■ **Instruções**
Responda às perguntas sobre a crônica do calango:
1. Em que data a crônica foi escrita?
2. Com que o narrador descascava as laranjas?
3. Nos versos, para onde o calango foi no fim?

CALANGO MATOU UM BOI
Clerisvaldo B. Chagas, 6 de novembro de 2012.
Crônica Nº 9001
Lá ia eu pelos aceiros da
fazenda, puxando fio de ouro, tirando melãozinho das cercas, fazendo flautas de
talos de abóboras. Lá ia eu caçando rolinhas, sentindo o cheiro do gado,
descascando laranjas com as unhas. Lá ia eu vendo flutuando o brilhante
algodão, caminhando pela poeira das estradas, camisa aberta ao peito, ritmando
com os indicadores no peito:
“Calango
matou um boi
Retaiou
botou na teia
Lagartixa
foi bulir
Calango
largou-lhe a peia
Lagartixa
foi dar parte
Calango
foi pra cadeia...”
O pensamento fugaz desaparece, mas não
pretende fugir do Sertão, mesmo no meio desse trânsito maluco da capital, do
ruge-ruge urbano que não consegue esconder o romper de lembranças rurais.

■ **Material listado**
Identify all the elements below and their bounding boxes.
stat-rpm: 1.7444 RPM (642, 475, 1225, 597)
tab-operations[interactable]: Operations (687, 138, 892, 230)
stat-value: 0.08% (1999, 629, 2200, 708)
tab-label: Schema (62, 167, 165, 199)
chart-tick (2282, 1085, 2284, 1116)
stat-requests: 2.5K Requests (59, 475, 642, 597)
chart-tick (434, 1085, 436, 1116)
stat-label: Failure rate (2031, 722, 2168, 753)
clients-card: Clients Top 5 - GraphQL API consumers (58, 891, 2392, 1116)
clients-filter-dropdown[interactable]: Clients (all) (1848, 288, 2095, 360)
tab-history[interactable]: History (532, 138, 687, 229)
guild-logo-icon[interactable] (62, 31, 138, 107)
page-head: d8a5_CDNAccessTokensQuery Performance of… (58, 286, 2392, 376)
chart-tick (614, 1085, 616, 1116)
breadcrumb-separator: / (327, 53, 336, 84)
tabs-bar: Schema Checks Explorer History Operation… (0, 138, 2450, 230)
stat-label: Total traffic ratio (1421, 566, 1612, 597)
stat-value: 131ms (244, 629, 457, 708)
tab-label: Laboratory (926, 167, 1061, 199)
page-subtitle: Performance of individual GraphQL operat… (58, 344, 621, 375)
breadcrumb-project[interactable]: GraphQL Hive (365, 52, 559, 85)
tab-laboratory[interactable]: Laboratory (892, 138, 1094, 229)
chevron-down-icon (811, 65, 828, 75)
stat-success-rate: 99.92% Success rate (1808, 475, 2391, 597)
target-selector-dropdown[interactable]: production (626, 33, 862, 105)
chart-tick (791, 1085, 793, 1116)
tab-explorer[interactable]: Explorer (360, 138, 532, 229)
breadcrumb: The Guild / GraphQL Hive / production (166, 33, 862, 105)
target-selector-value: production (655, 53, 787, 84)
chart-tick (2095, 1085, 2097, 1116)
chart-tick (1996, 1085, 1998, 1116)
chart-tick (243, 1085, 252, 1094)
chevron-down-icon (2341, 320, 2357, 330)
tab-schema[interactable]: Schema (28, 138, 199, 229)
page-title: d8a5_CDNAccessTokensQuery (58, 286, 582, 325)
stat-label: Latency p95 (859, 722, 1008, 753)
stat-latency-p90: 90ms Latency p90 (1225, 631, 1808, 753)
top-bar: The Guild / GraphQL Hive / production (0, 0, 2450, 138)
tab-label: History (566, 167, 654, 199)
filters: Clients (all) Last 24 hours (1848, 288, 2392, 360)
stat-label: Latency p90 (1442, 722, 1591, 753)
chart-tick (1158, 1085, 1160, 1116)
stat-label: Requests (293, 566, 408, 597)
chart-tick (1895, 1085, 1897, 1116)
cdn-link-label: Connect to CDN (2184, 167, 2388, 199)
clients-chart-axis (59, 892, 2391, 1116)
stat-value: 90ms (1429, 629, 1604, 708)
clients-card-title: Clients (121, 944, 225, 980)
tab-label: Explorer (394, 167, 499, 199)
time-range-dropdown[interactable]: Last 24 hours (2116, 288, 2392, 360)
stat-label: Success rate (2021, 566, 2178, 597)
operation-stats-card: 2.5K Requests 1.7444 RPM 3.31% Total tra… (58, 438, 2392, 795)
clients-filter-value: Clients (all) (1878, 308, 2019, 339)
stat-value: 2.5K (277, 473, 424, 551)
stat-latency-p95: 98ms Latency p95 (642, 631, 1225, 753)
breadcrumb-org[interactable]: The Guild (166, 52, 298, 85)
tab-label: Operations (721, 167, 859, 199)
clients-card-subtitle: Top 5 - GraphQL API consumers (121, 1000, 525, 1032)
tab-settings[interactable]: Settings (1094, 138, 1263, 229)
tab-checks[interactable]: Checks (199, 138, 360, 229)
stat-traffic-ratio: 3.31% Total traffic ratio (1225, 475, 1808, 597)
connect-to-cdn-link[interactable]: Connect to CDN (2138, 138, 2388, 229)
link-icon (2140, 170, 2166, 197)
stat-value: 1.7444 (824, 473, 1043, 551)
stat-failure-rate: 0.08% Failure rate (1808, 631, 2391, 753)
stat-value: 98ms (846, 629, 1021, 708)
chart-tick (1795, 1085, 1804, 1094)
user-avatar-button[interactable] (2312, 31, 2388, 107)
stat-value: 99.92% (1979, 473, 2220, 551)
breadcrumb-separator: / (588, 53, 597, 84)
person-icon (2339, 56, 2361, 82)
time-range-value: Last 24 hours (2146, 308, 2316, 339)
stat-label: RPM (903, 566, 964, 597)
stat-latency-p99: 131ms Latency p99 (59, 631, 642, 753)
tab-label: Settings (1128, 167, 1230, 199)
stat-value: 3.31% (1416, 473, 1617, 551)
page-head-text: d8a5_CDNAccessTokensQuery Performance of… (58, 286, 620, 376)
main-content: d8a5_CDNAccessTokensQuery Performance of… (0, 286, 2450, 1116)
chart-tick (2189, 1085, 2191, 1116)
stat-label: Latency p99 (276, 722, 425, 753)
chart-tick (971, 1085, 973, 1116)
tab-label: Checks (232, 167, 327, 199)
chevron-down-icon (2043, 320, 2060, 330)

■ **Resposta**
1. Em 6 de novembro de 2012.
2. Com as unhas.
3. Para a cadeia.